• Records for the exercise:
══════════
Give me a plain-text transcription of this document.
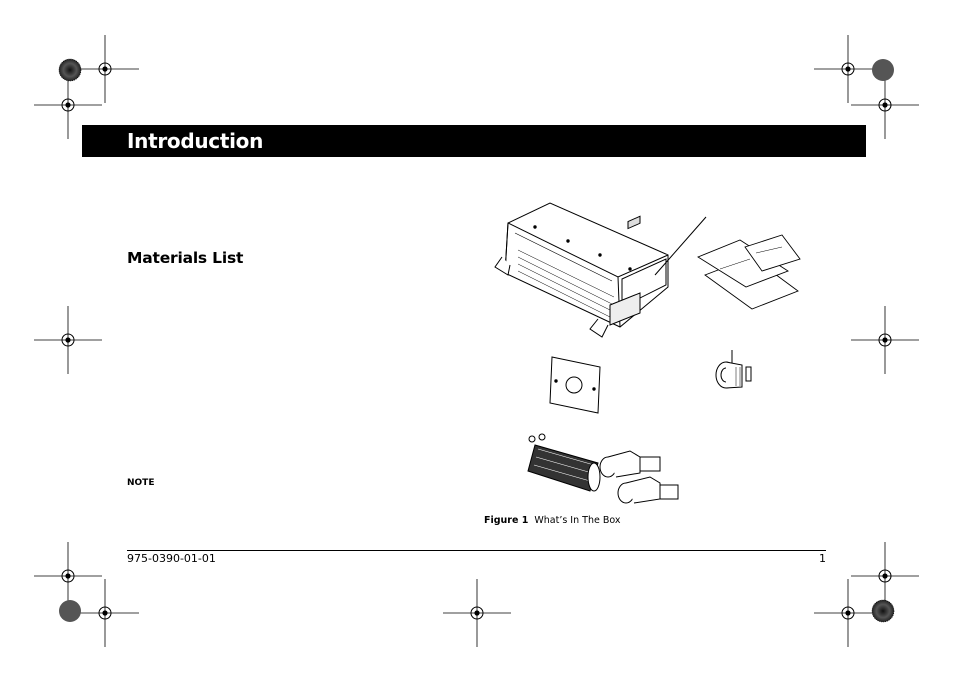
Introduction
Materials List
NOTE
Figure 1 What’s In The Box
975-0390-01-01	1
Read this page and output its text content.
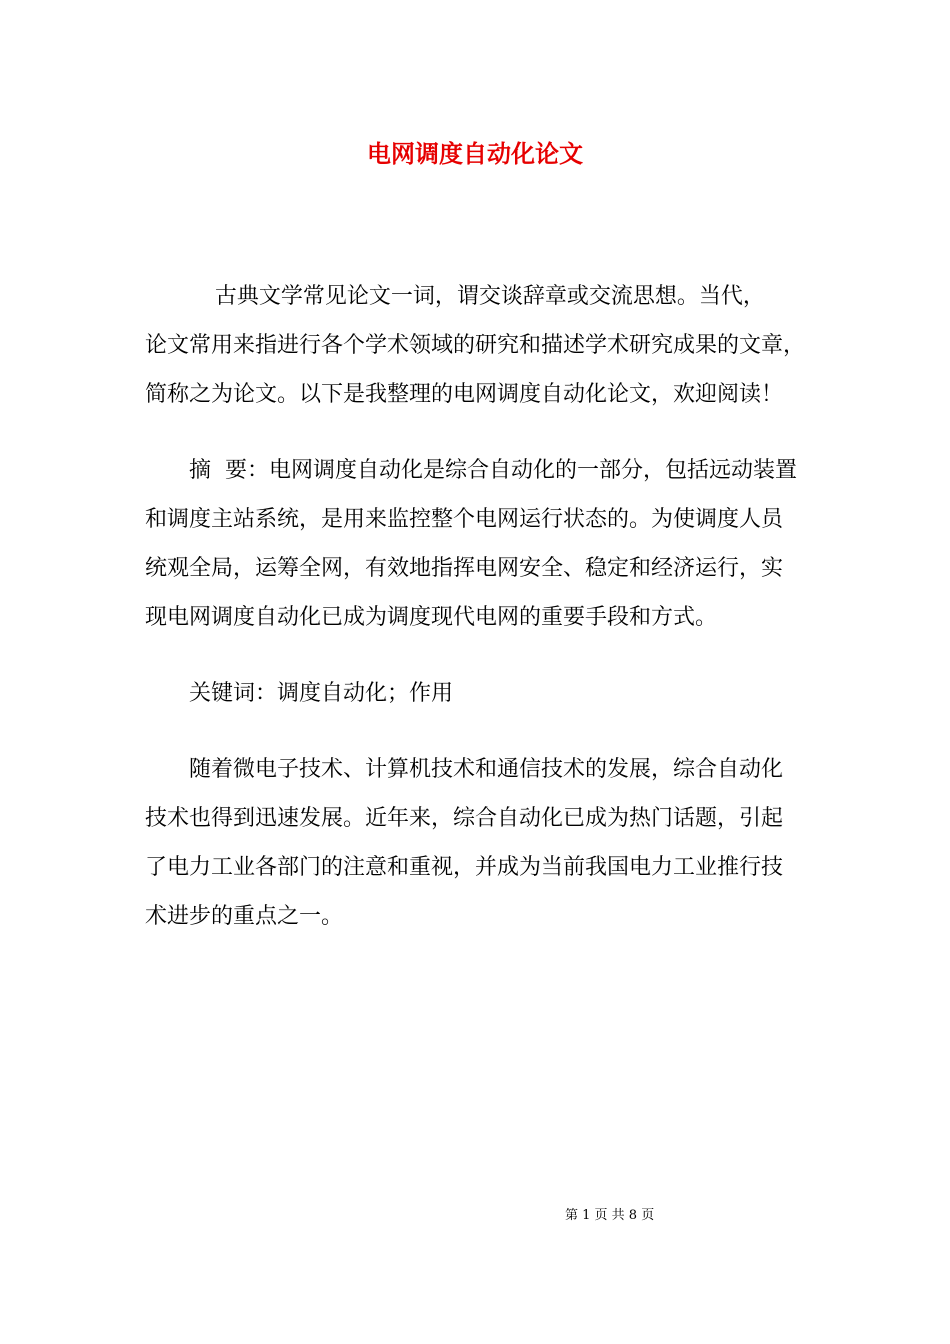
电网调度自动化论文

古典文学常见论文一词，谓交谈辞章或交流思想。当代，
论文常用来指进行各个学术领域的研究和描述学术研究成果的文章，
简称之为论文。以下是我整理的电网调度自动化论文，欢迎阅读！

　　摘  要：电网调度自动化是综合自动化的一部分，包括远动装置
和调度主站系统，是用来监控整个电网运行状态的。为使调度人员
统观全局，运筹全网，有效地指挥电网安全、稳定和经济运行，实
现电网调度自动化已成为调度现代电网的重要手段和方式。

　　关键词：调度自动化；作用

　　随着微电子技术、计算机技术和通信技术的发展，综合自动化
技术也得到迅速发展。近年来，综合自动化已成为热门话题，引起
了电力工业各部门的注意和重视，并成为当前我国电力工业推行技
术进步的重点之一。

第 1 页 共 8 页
══════════
Quote every record above exactly, leaving out the pictures.

• Exercise answer:
Give me a plain-text transcription of this document.
Introduction
Materials List
NOTE
Figure 1 What’s In The Box
975-0390-01-01	1
Read this page and output its text content.
电网调度自动化论文

古典文学常见论文一词，谓交谈辞章或交流思想。当代，
论文常用来指进行各个学术领域的研究和描述学术研究成果的文章，
简称之为论文。以下是我整理的电网调度自动化论文，欢迎阅读！

　　摘  要：电网调度自动化是综合自动化的一部分，包括远动装置
和调度主站系统，是用来监控整个电网运行状态的。为使调度人员
统观全局，运筹全网，有效地指挥电网安全、稳定和经济运行，实
现电网调度自动化已成为调度现代电网的重要手段和方式。

　　关键词：调度自动化；作用

　　随着微电子技术、计算机技术和通信技术的发展，综合自动化
技术也得到迅速发展。近年来，综合自动化已成为热门话题，引起
了电力工业各部门的注意和重视，并成为当前我国电力工业推行技
术进步的重点之一。

第 1 页 共 8 页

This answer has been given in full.